**Yang Ditanyakan**
• a. Tentukan apakah setiap pernyataan berikut sesuai dengan teks tentang 25 tahun reformasi: (i) Orba lengser pada 21 Mei 1998. (ii) Selama perjalanan reformasi, KKN semakin berkurang. (iii) Suburnya KKN hanya terjadi di pusat. Jawab ya atau tidak untuk tiap pernyataan, disertai kutipan persis dari teks yang menjadi dasarnya.
• b. Lanjutkan teks tentang 25 tahun reformasi, mulai setelah kalimat terakhirnya.

Oleh: Dr Edy Purwo Saputro, SE, MSi
SUARAKARYA.ID: Kilas balik 25 tahun reformasi tidak terlepas dari Tragedi Trisakti yang berlanjut pada lengsernya orba pada 21 Mei 1998. Semangat reformasi adalah penolakan KKN yang berdampak terhadap penciptaan pemerintahan yang bersih. Ironisnya, dalam perjalanan panjang reformasi ternyata semakin meredup dan ditandai semakin suburnya KKN. Hal ini tidak hanya di pusat tapi juga di daerah.

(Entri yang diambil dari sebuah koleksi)
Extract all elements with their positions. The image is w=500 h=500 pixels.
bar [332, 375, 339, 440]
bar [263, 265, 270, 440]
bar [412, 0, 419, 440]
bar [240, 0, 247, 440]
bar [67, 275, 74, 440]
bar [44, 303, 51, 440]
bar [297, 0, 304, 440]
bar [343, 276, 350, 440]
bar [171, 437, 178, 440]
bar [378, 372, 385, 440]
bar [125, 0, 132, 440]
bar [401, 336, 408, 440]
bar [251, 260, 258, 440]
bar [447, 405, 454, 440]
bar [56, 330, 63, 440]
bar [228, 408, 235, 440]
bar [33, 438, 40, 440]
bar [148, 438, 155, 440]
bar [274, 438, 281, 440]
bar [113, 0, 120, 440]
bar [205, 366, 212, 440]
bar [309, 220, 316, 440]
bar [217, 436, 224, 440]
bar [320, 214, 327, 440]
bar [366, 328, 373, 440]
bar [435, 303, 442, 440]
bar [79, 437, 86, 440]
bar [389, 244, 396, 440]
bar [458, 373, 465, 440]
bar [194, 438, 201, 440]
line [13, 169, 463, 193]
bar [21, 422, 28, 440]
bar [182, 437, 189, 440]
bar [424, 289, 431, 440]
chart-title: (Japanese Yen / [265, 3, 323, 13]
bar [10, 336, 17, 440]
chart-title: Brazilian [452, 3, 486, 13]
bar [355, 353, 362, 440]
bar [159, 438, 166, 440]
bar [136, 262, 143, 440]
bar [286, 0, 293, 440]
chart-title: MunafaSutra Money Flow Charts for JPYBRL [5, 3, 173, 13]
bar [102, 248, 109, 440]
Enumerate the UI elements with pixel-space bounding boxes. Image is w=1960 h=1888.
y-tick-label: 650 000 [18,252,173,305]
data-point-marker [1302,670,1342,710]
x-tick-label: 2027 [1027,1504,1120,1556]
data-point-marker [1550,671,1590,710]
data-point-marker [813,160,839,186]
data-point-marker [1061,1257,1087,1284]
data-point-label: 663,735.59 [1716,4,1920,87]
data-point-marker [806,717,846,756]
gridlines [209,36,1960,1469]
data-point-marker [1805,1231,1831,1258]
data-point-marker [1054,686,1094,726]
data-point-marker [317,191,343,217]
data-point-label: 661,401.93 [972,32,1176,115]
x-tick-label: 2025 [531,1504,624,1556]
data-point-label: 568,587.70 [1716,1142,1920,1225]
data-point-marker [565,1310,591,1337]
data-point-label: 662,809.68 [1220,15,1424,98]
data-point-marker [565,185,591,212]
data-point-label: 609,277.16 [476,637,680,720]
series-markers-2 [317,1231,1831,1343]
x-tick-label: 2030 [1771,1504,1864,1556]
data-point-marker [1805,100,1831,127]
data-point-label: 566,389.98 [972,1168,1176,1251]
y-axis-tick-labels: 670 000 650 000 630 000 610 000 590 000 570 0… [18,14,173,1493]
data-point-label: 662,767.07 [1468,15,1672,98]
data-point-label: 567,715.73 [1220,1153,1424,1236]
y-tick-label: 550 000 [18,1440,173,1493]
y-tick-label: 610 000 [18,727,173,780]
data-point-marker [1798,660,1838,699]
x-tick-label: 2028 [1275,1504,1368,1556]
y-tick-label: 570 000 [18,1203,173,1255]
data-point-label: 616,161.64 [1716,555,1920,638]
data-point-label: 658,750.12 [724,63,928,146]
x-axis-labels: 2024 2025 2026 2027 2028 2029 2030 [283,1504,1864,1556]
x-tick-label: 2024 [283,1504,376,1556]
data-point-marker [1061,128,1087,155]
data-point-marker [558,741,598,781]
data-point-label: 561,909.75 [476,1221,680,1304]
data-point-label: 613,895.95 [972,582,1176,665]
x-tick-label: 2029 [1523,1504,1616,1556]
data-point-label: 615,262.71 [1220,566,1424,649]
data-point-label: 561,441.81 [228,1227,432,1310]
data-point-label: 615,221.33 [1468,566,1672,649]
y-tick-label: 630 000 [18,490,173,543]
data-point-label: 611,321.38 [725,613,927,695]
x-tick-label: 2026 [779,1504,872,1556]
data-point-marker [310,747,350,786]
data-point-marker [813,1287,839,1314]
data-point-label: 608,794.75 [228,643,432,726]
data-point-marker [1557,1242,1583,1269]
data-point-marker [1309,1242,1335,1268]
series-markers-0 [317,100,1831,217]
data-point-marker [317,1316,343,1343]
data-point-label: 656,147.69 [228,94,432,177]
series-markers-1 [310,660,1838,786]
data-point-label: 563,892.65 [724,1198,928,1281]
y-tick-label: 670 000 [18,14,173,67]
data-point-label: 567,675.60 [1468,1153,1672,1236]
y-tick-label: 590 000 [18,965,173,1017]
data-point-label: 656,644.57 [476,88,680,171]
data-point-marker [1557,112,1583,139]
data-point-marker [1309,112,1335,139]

**Hasil Latihan**
• a.
(i) Ya: "lengsernya orba pada 21 Mei 1998".
(ii) Tidak: "ditandai semakin suburnya KKN".
(iii) Tidak: "tidak hanya di pusat tapi juga di daerah".

• b.
Bahkan, OTT KPK kian marak dan pastinya ini mencederasi etos reformasi. Kasus terbaru adalah penetapan tersangka Menkominfo, Johnny G Plate dalam kasus korupsi BTS yang merugikan negara Rp 8 triliun. Terkait ini pada tahun 2018 banyak terjadi OTT KPK dan seharusnya menjadi warning agar di tahun berikutnya tidak terjadi lagi, meski faktanya masih terus saja muncul. Setidaknya sejumlah kasus melibatkan korupsi kepala daerah, baik di pusat atau di daerah. Bahkan, temuan kasusnya tidak hanya dilakukan secara mandiri tapi juga berjamaah.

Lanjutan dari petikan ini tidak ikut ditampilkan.